(Recorded data)
========================================
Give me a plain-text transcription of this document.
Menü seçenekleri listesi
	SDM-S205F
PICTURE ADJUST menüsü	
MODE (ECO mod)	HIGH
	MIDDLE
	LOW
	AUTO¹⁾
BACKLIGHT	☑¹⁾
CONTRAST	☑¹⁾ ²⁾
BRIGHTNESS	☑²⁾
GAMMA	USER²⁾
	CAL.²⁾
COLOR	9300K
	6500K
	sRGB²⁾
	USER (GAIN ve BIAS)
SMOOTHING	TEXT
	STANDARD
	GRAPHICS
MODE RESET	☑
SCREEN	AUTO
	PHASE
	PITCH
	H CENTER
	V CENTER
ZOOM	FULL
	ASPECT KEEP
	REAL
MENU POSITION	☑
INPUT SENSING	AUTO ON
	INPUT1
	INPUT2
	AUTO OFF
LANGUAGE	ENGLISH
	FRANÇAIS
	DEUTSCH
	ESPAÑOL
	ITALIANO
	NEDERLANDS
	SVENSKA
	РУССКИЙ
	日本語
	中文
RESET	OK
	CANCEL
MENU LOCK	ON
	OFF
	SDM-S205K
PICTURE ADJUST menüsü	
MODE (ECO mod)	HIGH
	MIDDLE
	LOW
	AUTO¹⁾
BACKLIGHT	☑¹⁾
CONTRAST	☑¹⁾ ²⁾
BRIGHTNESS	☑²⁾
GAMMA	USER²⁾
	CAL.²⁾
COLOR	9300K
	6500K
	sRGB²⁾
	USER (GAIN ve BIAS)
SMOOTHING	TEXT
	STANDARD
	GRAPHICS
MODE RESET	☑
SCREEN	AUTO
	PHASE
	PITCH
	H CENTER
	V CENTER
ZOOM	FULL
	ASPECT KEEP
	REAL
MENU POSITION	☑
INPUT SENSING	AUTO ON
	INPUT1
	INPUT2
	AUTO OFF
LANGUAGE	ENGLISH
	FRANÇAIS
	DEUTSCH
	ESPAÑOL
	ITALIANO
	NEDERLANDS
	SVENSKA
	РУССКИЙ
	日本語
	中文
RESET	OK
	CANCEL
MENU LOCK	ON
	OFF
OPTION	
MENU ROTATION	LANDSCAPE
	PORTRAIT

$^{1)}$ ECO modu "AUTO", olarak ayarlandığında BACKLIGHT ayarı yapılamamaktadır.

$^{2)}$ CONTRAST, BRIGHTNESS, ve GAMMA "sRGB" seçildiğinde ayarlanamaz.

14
========================================
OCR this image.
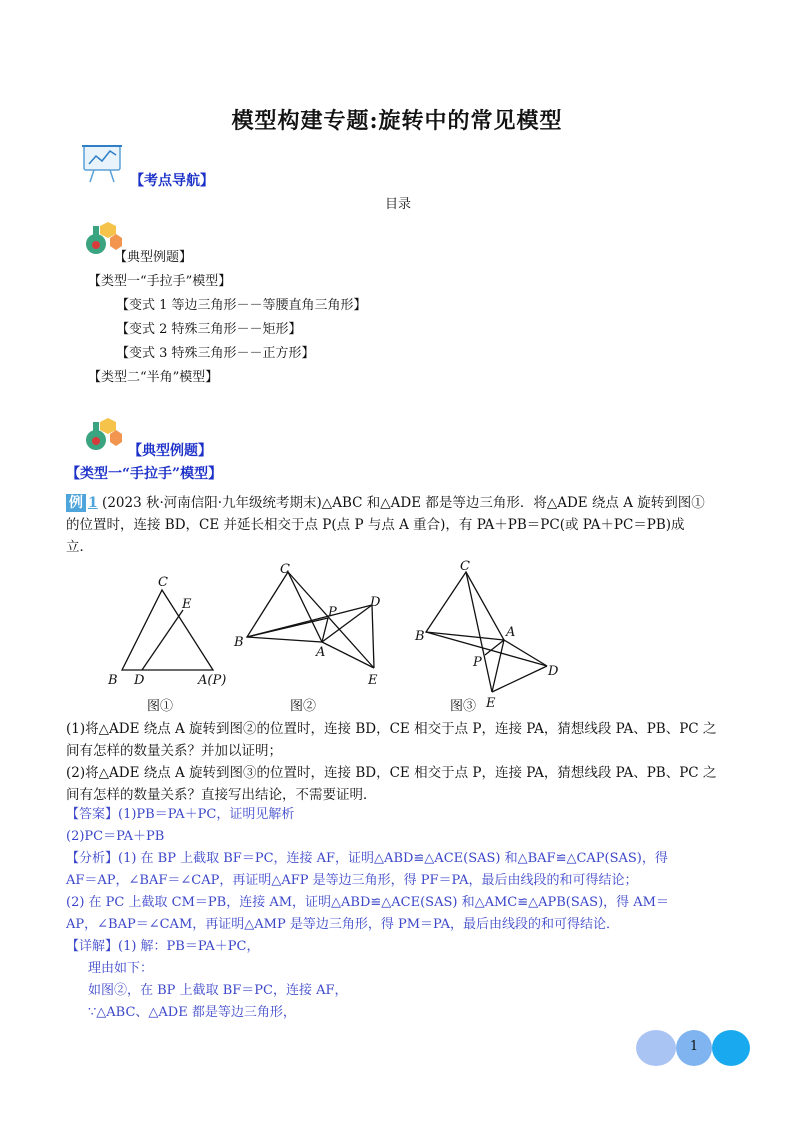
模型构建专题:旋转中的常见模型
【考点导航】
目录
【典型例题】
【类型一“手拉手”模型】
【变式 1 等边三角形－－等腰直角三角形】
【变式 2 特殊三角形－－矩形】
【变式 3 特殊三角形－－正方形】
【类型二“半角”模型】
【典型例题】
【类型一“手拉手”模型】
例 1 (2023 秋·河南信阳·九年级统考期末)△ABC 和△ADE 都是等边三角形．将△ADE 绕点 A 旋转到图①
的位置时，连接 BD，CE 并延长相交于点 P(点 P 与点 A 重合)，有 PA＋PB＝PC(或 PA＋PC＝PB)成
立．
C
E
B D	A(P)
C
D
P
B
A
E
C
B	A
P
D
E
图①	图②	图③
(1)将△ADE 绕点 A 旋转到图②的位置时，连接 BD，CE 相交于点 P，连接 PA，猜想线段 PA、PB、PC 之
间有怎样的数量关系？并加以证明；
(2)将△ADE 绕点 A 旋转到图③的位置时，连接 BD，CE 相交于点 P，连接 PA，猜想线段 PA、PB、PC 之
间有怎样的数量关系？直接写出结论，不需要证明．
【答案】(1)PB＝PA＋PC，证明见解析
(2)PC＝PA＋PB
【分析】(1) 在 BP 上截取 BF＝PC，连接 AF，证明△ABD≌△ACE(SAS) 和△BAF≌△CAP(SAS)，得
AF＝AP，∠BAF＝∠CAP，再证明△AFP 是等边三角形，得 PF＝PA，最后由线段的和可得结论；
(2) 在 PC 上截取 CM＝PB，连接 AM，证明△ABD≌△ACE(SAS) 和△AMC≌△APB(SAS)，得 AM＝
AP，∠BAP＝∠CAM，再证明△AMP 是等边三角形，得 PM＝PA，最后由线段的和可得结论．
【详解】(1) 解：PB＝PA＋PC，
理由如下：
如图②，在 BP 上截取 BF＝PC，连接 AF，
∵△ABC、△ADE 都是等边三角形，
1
========================================
Problem statement:
Read the entries above, then pull out the lines that include "最后由线段的和可得结论".

Answer to the task:
AF＝AP，∠BAF＝∠CAP，再证明△AFP 是等边三角形，得 PF＝PA，最后由线段的和可得结论；
AP，∠BAP＝∠CAM，再证明△AMP 是等边三角形，得 PM＝PA，最后由线段的和可得结论．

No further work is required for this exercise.